**WORK TO BE COMPLETED:** In the entries that follow, find the word "series" and report each line it is on.

**Structured figure records:**
----------------
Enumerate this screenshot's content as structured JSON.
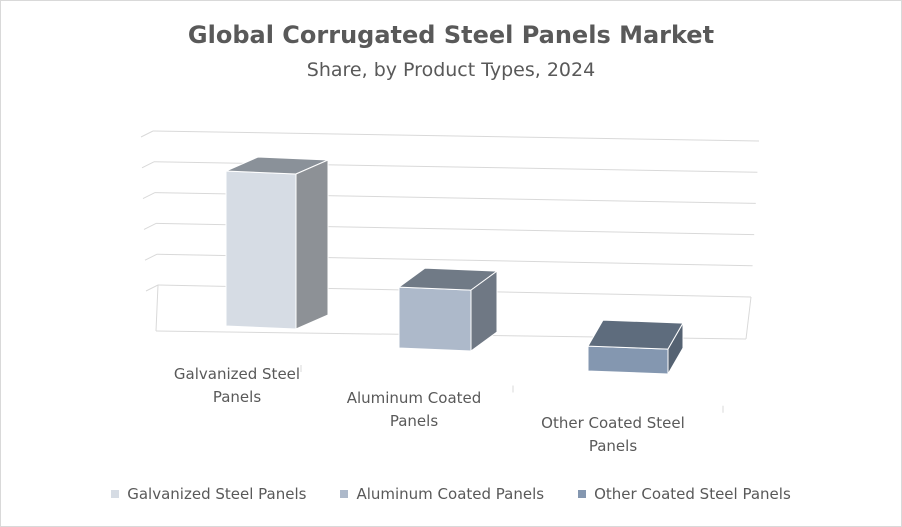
{
  "chart_data": {
    "type": "bar",
    "title": "Global Corrugated Steel Panels Market",
    "subtitle": "Share, by Product Types, 2024",
    "categories": [
      {
        "label_lines": [
          "Galvanized Steel",
          "Panels"
        ]
      },
      {
        "label_lines": [
          "Aluminum Coated",
          "Panels"
        ]
      },
      {
        "label_lines": [
          "Other Coated Steel",
          "Panels"
        ]
      }
    ],
    "values": [
      56,
      22,
      9
    ],
    "ylim": [
      0,
      70
    ],
    "gridlines": [
      0,
      14,
      28,
      42,
      56,
      70
    ],
    "legend": [
      {
        "name": "Galvanized Steel Panels",
        "color": "#d6dce4"
      },
      {
        "name": "Aluminum Coated Panels",
        "color": "#adb9ca"
      },
      {
        "name": "Other Coated Steel Panels",
        "color": "#8497b0"
      }
    ],
    "legend_position": "bottom",
    "colors": {
      "front": [
        "#d6dce4",
        "#adb9ca",
        "#8497b0"
      ],
      "top": [
        "#8a9199",
        "#707a86",
        "#5e6c7d"
      ],
      "side": [
        "#8d9196",
        "#6f7884",
        "#556272"
      ],
      "grid": "#d9d9d9",
      "text": "#595959"
    }
  }
}
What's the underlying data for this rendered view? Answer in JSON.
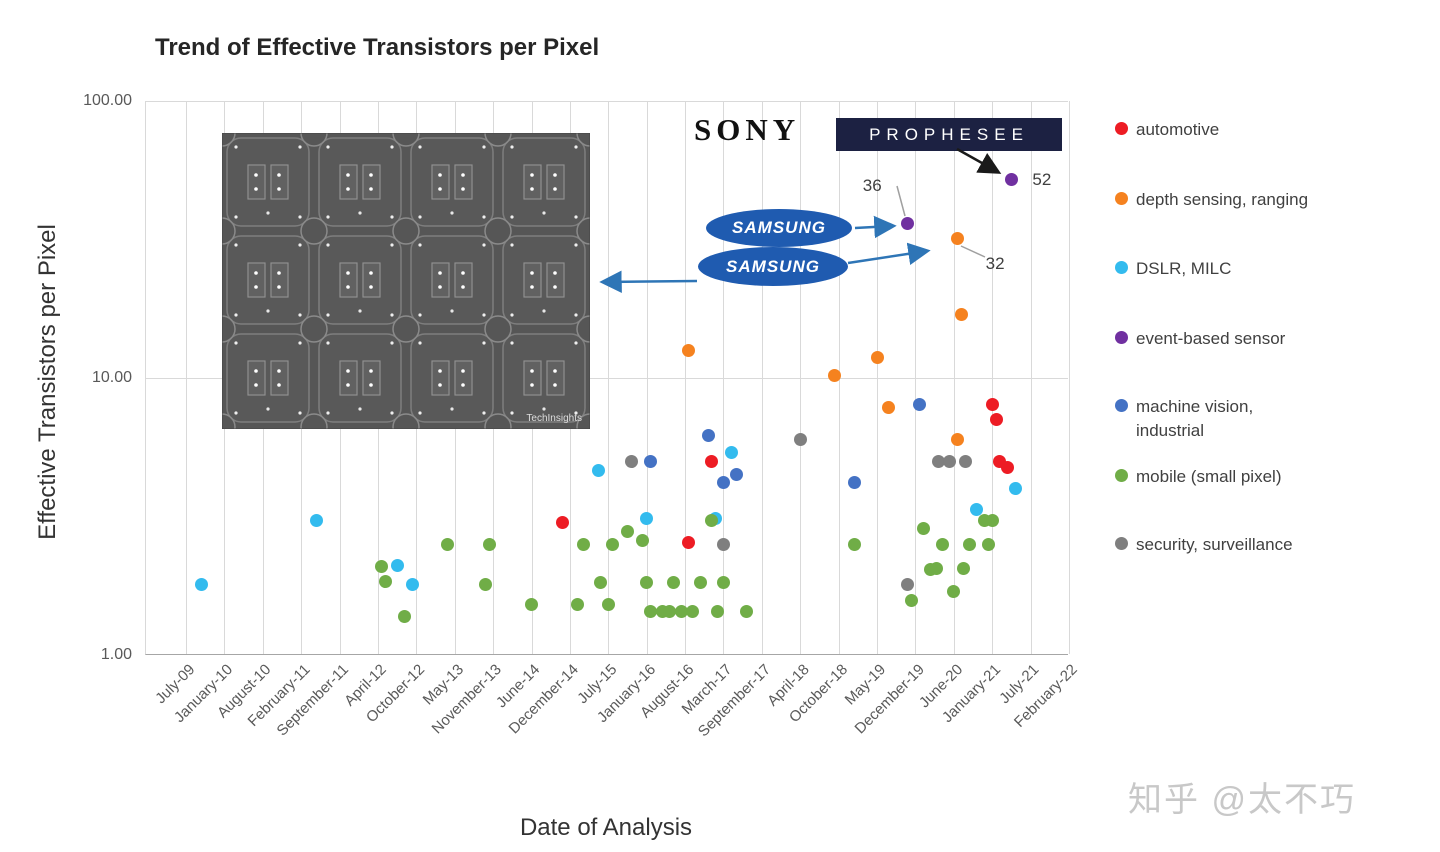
{
  "page": {
    "watermark": "知乎 @太不巧"
  },
  "chart": {
    "title": "Trend of Effective Transistors per Pixel",
    "x_axis_title": "Date of Analysis",
    "y_axis_title": "Effective Transistors per Pixel",
    "y_ticks": [
      "100.00",
      "10.00",
      "1.00"
    ]
  },
  "logos": {
    "sony": "SONY",
    "prophesee": "PROPHESEE",
    "samsung": "SAMSUNG"
  },
  "inset": {
    "credit": "TechInsights"
  },
  "chart_data": {
    "type": "scatter",
    "title": "Trend of Effective Transistors per Pixel",
    "xlabel": "Date of Analysis",
    "ylabel": "Effective Transistors per Pixel",
    "y_scale": "log",
    "ylim": [
      1,
      100
    ],
    "grid": "vertical-major",
    "legend_position": "right",
    "x_categories": [
      "July-09",
      "January-10",
      "August-10",
      "February-11",
      "September-11",
      "April-12",
      "October-12",
      "May-13",
      "November-13",
      "June-14",
      "December-14",
      "July-15",
      "January-16",
      "August-16",
      "March-17",
      "September-17",
      "April-18",
      "October-18",
      "May-19",
      "December-19",
      "June-20",
      "January-21",
      "July-21",
      "February-22"
    ],
    "x_unit": "category-index (fractional position along date axis)",
    "series": [
      {
        "name": "automotive",
        "label": "automotive",
        "color": "#ed1c24",
        "points": [
          [
            9.8,
            3.0
          ],
          [
            13.1,
            2.55
          ],
          [
            13.7,
            5.0
          ],
          [
            21.0,
            8.0
          ],
          [
            21.1,
            7.1
          ],
          [
            21.2,
            5.0
          ],
          [
            21.4,
            4.75
          ]
        ]
      },
      {
        "name": "depth sensing, ranging",
        "label": "depth sensing, ranging",
        "color": "#f5821f",
        "points": [
          [
            13.1,
            12.6
          ],
          [
            16.9,
            10.2
          ],
          [
            18.0,
            11.9
          ],
          [
            18.3,
            7.8
          ],
          [
            20.1,
            32
          ],
          [
            20.2,
            17
          ],
          [
            20.1,
            6.0
          ]
        ]
      },
      {
        "name": "DSLR, MILC",
        "label": "DSLR, MILC",
        "color": "#33bbee",
        "points": [
          [
            0.4,
            1.8
          ],
          [
            3.4,
            3.05
          ],
          [
            5.5,
            2.1
          ],
          [
            5.9,
            1.8
          ],
          [
            10.75,
            4.65
          ],
          [
            12.0,
            3.1
          ],
          [
            13.8,
            3.1
          ],
          [
            14.2,
            5.4
          ],
          [
            20.6,
            3.35
          ],
          [
            21.6,
            4.0
          ]
        ]
      },
      {
        "name": "event-based sensor",
        "label": "event-based sensor",
        "color": "#7030a0",
        "points": [
          [
            18.8,
            36
          ],
          [
            21.5,
            52
          ]
        ]
      },
      {
        "name": "machine vision, industrial",
        "label": "machine vision,\nindustrial",
        "color": "#4472c4",
        "points": [
          [
            12.1,
            5.0
          ],
          [
            13.6,
            6.2
          ],
          [
            14.0,
            4.2
          ],
          [
            14.35,
            4.5
          ],
          [
            17.4,
            4.2
          ],
          [
            19.1,
            8.0
          ]
        ]
      },
      {
        "name": "mobile (small pixel)",
        "label": "mobile (small pixel)",
        "color": "#70ad47",
        "points": [
          [
            5.1,
            2.08
          ],
          [
            5.2,
            1.84
          ],
          [
            5.7,
            1.38
          ],
          [
            6.8,
            2.5
          ],
          [
            7.8,
            1.79
          ],
          [
            7.9,
            2.5
          ],
          [
            9.0,
            1.52
          ],
          [
            10.2,
            1.52
          ],
          [
            10.35,
            2.5
          ],
          [
            10.8,
            1.82
          ],
          [
            11.0,
            1.52
          ],
          [
            11.1,
            2.5
          ],
          [
            11.5,
            2.8
          ],
          [
            11.9,
            2.6
          ],
          [
            12.0,
            1.82
          ],
          [
            12.1,
            1.43
          ],
          [
            12.4,
            1.43
          ],
          [
            12.6,
            1.43
          ],
          [
            12.7,
            1.82
          ],
          [
            12.9,
            1.43
          ],
          [
            13.2,
            1.43
          ],
          [
            13.4,
            1.82
          ],
          [
            13.7,
            3.05
          ],
          [
            13.85,
            1.43
          ],
          [
            14.0,
            1.82
          ],
          [
            14.6,
            1.43
          ],
          [
            17.4,
            2.5
          ],
          [
            18.9,
            1.57
          ],
          [
            19.2,
            2.87
          ],
          [
            19.4,
            2.03
          ],
          [
            19.55,
            2.06
          ],
          [
            19.7,
            2.5
          ],
          [
            20.0,
            1.7
          ],
          [
            20.25,
            2.06
          ],
          [
            20.4,
            2.5
          ],
          [
            20.8,
            3.07
          ],
          [
            20.9,
            2.5
          ],
          [
            21.0,
            3.07
          ]
        ]
      },
      {
        "name": "security, surveillance",
        "label": "security, surveillance",
        "color": "#7f7f7f",
        "points": [
          [
            11.6,
            5.0
          ],
          [
            14.0,
            2.5
          ],
          [
            16.0,
            6.0
          ],
          [
            18.8,
            1.79
          ],
          [
            19.6,
            5.0
          ],
          [
            19.9,
            5.0
          ],
          [
            20.3,
            5.0
          ]
        ]
      }
    ],
    "annotations": [
      {
        "text": "36",
        "series": "event-based sensor",
        "point": [
          18.8,
          36
        ]
      },
      {
        "text": "52",
        "series": "event-based sensor",
        "point": [
          21.5,
          52
        ]
      },
      {
        "text": "32",
        "series": "depth sensing, ranging",
        "point": [
          20.1,
          32
        ]
      }
    ]
  }
}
----------------
**OUTPUT:**
    "series": [
        "series": "event-based sensor",
        "series": "event-based sensor",
        "series": "depth sensing, ranging",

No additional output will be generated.